Exercise brief:
Find every line in the records below that holds the word "owner", and copy it out.

Input data:
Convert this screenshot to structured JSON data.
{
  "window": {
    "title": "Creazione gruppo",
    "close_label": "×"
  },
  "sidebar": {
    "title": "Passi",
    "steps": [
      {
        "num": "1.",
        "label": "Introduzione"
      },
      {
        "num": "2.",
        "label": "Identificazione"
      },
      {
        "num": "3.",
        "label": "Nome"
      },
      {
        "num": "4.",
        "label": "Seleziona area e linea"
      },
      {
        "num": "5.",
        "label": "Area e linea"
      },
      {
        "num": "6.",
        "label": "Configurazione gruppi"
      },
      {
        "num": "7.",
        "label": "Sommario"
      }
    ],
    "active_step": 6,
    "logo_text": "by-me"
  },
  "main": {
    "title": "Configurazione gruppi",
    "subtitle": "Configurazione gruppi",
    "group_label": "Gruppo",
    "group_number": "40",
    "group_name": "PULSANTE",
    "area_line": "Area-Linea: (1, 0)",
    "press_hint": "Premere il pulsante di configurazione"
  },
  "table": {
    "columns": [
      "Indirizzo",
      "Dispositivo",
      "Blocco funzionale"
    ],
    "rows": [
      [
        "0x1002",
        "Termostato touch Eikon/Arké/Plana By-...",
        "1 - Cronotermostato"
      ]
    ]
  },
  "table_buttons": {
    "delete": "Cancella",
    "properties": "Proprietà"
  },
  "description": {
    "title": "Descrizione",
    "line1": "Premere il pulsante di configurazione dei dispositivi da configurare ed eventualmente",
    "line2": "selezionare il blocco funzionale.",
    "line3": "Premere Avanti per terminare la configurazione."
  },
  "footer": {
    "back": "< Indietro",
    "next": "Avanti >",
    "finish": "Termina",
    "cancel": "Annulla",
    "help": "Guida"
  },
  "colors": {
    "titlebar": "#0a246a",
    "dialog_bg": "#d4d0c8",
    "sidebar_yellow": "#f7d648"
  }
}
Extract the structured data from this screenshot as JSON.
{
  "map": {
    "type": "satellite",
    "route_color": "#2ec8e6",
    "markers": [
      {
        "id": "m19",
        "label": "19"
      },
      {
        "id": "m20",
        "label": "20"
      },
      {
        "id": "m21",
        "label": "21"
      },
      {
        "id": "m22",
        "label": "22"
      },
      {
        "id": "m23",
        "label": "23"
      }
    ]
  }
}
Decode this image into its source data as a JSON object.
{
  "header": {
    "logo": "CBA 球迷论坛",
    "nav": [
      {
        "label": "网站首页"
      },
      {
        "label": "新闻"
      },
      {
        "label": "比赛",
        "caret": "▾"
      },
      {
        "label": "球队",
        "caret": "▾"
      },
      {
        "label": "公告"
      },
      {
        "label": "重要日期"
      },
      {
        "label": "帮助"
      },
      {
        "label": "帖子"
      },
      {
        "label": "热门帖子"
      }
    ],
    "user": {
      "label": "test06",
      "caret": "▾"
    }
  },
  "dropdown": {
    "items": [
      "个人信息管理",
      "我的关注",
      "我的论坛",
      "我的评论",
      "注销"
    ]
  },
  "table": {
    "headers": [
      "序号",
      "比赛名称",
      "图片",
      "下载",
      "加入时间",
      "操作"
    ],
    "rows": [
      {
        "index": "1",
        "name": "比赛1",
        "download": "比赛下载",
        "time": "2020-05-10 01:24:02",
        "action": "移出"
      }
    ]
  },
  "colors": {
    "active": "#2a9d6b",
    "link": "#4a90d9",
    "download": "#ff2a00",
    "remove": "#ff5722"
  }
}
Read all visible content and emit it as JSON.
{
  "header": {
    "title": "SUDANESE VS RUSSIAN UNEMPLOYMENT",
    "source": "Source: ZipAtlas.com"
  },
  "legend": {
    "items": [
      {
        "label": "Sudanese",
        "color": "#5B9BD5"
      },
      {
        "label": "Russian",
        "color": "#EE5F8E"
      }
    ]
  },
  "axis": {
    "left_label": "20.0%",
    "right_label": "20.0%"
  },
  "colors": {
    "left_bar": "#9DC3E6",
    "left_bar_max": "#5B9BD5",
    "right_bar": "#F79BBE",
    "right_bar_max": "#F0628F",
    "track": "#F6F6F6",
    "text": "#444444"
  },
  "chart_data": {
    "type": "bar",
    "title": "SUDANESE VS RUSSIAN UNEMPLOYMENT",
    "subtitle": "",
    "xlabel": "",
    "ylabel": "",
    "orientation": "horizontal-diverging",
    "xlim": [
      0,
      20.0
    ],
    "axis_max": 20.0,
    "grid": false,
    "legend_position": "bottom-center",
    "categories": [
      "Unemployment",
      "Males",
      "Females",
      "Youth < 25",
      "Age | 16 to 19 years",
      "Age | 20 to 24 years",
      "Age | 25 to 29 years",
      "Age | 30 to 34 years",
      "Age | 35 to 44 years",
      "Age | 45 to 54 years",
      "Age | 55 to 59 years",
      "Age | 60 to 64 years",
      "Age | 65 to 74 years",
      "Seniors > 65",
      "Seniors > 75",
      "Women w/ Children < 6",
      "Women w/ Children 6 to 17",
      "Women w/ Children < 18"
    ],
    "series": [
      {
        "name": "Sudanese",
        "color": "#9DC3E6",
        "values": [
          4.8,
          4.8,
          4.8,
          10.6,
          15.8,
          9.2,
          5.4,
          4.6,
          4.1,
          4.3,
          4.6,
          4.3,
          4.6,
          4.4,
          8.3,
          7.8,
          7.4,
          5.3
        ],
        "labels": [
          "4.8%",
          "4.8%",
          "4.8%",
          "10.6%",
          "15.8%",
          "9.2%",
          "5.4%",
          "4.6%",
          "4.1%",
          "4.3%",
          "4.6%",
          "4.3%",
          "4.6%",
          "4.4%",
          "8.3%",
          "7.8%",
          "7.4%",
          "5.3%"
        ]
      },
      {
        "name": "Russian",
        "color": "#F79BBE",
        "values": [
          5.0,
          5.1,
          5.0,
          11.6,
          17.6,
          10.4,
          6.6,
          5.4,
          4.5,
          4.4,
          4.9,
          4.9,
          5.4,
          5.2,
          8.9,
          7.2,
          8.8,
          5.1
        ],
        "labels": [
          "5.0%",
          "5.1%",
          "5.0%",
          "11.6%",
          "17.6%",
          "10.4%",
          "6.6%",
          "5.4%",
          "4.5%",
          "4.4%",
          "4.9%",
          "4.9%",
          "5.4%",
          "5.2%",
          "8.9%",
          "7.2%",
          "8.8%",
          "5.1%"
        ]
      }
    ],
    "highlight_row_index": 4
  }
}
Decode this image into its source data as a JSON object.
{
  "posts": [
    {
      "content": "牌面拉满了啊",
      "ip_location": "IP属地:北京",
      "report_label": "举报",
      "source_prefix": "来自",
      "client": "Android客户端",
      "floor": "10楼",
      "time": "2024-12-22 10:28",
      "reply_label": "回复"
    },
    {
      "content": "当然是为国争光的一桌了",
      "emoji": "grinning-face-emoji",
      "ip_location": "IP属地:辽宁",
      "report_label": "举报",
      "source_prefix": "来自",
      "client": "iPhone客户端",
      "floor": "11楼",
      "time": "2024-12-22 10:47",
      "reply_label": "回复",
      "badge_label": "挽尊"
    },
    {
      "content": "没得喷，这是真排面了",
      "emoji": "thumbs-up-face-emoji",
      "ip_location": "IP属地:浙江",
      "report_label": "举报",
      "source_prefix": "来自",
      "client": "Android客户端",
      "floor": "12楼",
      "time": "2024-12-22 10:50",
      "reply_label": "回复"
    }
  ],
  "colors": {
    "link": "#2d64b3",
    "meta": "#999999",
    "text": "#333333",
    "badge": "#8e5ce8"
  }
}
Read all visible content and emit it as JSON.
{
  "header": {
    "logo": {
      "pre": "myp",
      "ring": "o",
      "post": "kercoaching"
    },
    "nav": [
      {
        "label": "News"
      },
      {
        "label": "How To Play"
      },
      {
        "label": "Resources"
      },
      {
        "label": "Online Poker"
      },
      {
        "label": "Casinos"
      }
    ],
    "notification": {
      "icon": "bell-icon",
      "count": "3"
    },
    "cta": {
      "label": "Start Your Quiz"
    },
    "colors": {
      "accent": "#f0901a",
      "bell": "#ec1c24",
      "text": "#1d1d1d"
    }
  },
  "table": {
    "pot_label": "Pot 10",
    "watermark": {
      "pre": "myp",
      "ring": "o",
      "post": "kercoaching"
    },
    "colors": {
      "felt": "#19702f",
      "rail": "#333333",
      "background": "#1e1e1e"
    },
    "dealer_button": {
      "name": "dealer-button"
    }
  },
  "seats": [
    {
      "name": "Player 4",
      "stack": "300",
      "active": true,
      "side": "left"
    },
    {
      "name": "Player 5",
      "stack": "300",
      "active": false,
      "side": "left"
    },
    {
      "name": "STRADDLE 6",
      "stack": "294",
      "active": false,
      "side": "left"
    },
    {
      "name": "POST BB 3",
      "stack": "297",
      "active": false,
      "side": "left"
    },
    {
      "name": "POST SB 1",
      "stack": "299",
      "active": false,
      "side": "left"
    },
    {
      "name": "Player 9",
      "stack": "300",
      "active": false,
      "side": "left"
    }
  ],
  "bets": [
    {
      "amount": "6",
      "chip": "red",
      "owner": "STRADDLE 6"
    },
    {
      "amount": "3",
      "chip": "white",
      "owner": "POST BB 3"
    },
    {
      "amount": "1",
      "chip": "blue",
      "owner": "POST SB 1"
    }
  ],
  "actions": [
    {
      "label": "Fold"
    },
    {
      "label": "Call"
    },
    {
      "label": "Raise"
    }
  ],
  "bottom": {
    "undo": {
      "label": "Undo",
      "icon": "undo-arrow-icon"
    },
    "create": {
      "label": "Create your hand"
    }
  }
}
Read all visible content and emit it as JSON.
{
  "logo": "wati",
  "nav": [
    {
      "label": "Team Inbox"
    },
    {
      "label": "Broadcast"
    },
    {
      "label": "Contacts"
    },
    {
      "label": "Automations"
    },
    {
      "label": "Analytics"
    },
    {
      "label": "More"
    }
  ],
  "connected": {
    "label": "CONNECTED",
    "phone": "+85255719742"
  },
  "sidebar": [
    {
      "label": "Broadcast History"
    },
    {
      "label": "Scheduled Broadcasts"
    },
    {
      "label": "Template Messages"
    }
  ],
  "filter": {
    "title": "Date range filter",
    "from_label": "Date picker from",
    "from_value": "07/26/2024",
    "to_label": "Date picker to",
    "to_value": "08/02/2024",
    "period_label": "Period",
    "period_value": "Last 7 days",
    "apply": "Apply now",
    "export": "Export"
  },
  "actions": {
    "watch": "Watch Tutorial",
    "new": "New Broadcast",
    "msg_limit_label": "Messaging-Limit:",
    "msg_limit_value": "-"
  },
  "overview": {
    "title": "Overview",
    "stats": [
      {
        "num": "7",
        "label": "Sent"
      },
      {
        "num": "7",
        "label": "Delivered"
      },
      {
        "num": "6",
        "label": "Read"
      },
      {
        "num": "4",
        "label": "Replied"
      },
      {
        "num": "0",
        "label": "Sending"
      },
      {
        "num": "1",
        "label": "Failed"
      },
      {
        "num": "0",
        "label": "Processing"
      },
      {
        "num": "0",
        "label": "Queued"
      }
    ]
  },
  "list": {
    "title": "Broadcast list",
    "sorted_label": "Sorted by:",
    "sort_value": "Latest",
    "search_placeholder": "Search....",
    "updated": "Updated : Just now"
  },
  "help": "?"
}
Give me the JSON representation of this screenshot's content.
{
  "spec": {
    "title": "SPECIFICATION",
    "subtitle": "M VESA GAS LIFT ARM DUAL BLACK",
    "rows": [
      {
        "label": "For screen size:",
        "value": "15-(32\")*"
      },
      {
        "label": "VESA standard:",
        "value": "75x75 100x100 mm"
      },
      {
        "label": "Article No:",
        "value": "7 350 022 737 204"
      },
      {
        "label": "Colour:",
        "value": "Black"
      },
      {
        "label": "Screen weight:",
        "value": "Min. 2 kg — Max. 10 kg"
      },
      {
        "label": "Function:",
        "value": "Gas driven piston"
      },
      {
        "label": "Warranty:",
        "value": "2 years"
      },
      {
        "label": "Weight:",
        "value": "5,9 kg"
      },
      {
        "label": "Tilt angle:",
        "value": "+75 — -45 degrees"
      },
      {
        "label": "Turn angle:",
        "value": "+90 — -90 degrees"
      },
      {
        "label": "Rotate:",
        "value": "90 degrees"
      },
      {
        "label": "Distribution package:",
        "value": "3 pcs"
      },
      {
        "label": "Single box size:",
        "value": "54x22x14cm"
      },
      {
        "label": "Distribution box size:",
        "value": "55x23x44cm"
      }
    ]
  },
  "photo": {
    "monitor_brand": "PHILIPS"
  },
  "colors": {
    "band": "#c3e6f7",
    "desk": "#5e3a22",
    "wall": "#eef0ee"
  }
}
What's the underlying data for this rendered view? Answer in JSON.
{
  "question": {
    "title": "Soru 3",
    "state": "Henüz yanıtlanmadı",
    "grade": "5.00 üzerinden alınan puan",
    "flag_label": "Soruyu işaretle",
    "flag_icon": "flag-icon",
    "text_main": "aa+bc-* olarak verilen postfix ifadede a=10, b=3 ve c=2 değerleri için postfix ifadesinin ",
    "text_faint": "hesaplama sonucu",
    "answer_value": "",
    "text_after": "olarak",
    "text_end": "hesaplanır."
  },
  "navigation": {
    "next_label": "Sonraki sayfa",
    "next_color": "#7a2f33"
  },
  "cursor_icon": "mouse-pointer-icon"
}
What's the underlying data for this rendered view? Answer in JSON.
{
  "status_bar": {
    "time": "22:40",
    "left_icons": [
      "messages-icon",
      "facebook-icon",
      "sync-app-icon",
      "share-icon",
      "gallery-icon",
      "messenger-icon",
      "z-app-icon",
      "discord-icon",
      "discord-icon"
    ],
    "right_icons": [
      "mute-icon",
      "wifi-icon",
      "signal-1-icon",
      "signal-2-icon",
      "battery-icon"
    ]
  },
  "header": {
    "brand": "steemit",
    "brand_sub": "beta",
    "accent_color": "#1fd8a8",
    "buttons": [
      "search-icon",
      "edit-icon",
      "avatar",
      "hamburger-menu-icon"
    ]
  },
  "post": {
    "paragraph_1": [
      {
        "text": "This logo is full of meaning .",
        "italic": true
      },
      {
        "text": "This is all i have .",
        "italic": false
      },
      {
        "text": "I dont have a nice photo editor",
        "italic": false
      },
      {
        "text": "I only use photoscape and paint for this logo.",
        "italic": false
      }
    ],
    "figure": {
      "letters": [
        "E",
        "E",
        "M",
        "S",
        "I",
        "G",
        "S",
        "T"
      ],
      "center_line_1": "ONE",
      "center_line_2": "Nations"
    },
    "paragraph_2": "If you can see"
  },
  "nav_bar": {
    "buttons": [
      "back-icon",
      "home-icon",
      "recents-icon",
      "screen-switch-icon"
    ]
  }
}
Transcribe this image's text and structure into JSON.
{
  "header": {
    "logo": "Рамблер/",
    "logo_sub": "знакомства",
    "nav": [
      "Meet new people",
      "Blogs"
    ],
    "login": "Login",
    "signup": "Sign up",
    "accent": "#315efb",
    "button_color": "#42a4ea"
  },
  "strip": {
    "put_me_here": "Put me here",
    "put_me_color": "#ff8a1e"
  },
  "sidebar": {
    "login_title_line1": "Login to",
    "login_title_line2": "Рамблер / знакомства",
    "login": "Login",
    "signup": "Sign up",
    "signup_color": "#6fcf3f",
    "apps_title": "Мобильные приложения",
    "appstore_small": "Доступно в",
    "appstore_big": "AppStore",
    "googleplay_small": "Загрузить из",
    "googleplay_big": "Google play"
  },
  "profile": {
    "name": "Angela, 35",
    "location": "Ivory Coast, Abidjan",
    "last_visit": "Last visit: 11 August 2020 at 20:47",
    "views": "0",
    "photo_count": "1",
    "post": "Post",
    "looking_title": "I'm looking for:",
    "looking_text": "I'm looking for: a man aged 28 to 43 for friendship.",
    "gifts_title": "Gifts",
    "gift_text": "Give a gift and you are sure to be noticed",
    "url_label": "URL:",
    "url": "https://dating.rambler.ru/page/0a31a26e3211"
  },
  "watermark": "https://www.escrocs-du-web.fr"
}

Written reply:
      "owner": "STRADDLE 6"
      "owner": "POST BB 3"
      "owner": "POST SB 1"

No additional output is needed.